Records from a dataset:
● ● ● ● ● ● ●
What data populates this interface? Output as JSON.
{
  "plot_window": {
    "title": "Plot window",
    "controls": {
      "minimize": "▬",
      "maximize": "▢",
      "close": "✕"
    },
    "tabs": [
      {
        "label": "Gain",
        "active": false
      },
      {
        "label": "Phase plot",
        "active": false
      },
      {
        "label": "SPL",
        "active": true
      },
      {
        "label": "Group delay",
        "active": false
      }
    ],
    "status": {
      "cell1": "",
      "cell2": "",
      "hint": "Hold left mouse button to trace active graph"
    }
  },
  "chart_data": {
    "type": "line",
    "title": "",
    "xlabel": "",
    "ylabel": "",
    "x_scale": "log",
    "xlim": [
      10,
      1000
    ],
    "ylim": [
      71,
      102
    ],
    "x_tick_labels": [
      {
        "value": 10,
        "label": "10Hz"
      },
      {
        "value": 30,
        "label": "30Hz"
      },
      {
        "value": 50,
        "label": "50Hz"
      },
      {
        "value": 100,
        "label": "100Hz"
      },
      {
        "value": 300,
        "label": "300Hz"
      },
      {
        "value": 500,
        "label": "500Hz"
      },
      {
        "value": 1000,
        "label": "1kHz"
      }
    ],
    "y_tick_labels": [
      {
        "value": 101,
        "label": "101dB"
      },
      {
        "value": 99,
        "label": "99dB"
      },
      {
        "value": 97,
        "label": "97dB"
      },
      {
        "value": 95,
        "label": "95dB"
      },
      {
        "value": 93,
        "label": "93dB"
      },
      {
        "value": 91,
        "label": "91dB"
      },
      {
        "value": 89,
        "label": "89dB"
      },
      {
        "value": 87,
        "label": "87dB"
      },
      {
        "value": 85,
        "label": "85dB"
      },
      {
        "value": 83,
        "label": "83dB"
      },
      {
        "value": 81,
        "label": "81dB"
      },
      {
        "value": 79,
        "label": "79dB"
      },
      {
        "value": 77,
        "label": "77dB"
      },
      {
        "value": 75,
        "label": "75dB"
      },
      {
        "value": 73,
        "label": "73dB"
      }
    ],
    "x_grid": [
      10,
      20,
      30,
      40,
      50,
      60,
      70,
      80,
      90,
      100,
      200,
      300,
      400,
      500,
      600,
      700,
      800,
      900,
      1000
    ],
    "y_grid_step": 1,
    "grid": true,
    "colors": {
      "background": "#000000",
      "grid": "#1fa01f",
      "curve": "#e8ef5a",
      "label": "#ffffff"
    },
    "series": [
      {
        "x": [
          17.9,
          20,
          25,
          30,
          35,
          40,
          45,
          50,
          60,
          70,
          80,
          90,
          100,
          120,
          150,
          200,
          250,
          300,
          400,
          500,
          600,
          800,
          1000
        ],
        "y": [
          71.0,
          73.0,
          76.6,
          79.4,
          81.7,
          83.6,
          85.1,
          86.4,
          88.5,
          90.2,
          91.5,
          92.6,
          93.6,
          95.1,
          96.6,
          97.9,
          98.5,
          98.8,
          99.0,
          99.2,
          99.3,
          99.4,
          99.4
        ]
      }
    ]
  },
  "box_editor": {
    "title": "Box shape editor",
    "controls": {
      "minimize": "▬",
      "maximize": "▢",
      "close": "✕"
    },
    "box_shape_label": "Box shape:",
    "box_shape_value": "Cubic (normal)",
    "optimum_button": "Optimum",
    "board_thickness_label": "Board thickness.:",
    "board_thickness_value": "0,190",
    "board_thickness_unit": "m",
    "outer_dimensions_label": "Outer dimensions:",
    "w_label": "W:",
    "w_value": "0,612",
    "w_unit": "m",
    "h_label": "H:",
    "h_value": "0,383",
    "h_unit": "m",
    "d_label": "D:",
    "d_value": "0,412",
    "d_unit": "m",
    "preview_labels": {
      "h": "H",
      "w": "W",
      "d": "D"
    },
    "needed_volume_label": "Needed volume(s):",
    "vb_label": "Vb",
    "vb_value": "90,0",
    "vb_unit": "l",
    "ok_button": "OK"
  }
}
● ● ● ● ● ● ●
### Written problem
Each record must be repeated exactly as it is.

### Completed task
What data populates this interface? Output as JSON.
{
  "plot_window": {
    "title": "Plot window",
    "controls": {
      "minimize": "▬",
      "maximize": "▢",
      "close": "✕"
    },
    "tabs": [
      {
        "label": "Gain",
        "active": false
      },
      {
        "label": "Phase plot",
        "active": false
      },
      {
        "label": "SPL",
        "active": true
      },
      {
        "label": "Group delay",
        "active": false
      }
    ],
    "status": {
      "cell1": "",
      "cell2": "",
      "hint": "Hold left mouse button to trace active graph"
    }
  },
  "chart_data": {
    "type": "line",
    "title": "",
    "xlabel": "",
    "ylabel": "",
    "x_scale": "log",
    "xlim": [
      10,
      1000
    ],
    "ylim": [
      71,
      102
    ],
    "x_tick_labels": [
      {
        "value": 10,
        "label": "10Hz"
      },
      {
        "value": 30,
        "label": "30Hz"
      },
      {
        "value": 50,
        "label": "50Hz"
      },
      {
        "value": 100,
        "label": "100Hz"
      },
      {
        "value": 300,
        "label": "300Hz"
      },
      {
        "value": 500,
        "label": "500Hz"
      },
      {
        "value": 1000,
        "label": "1kHz"
      }
    ],
    "y_tick_labels": [
      {
        "value": 101,
        "label": "101dB"
      },
      {
        "value": 99,
        "label": "99dB"
      },
      {
        "value": 97,
        "label": "97dB"
      },
      {
        "value": 95,
        "label": "95dB"
      },
      {
        "value": 93,
        "label": "93dB"
      },
      {
        "value": 91,
        "label": "91dB"
      },
      {
        "value": 89,
        "label": "89dB"
      },
      {
        "value": 87,
        "label": "87dB"
      },
      {
        "value": 85,
        "label": "85dB"
      },
      {
        "value": 83,
        "label": "83dB"
      },
      {
        "value": 81,
        "label": "81dB"
      },
      {
        "value": 79,
        "label": "79dB"
      },
      {
        "value": 77,
        "label": "77dB"
      },
      {
        "value": 75,
        "label": "75dB"
      },
      {
        "value": 73,
        "label": "73dB"
      }
    ],
    "x_grid": [
      10,
      20,
      30,
      40,
      50,
      60,
      70,
      80,
      90,
      100,
      200,
      300,
      400,
      500,
      600,
      700,
      800,
      900,
      1000
    ],
    "y_grid_step": 1,
    "grid": true,
    "colors": {
      "background": "#000000",
      "grid": "#1fa01f",
      "curve": "#e8ef5a",
      "label": "#ffffff"
    },
    "series": [
      {
        "x": [
          17.9,
          20,
          25,
          30,
          35,
          40,
          45,
          50,
          60,
          70,
          80,
          90,
          100,
          120,
          150,
          200,
          250,
          300,
          400,
          500,
          600,
          800,
          1000
        ],
        "y": [
          71.0,
          73.0,
          76.6,
          79.4,
          81.7,
          83.6,
          85.1,
          86.4,
          88.5,
          90.2,
          91.5,
          92.6,
          93.6,
          95.1,
          96.6,
          97.9,
          98.5,
          98.8,
          99.0,
          99.2,
          99.3,
          99.4,
          99.4
        ]
      }
    ]
  },
  "box_editor": {
    "title": "Box shape editor",
    "controls": {
      "minimize": "▬",
      "maximize": "▢",
      "close": "✕"
    },
    "box_shape_label": "Box shape:",
    "box_shape_value": "Cubic (normal)",
    "optimum_button": "Optimum",
    "board_thickness_label": "Board thickness.:",
    "board_thickness_value": "0,190",
    "board_thickness_unit": "m",
    "outer_dimensions_label": "Outer dimensions:",
    "w_label": "W:",
    "w_value": "0,612",
    "w_unit": "m",
    "h_label": "H:",
    "h_value": "0,383",
    "h_unit": "m",
    "d_label": "D:",
    "d_value": "0,412",
    "d_unit": "m",
    "preview_labels": {
      "h": "H",
      "w": "W",
      "d": "D"
    },
    "needed_volume_label": "Needed volume(s):",
    "vb_label": "Vb",
    "vb_value": "90,0",
    "vb_unit": "l",
    "ok_button": "OK"
  }
}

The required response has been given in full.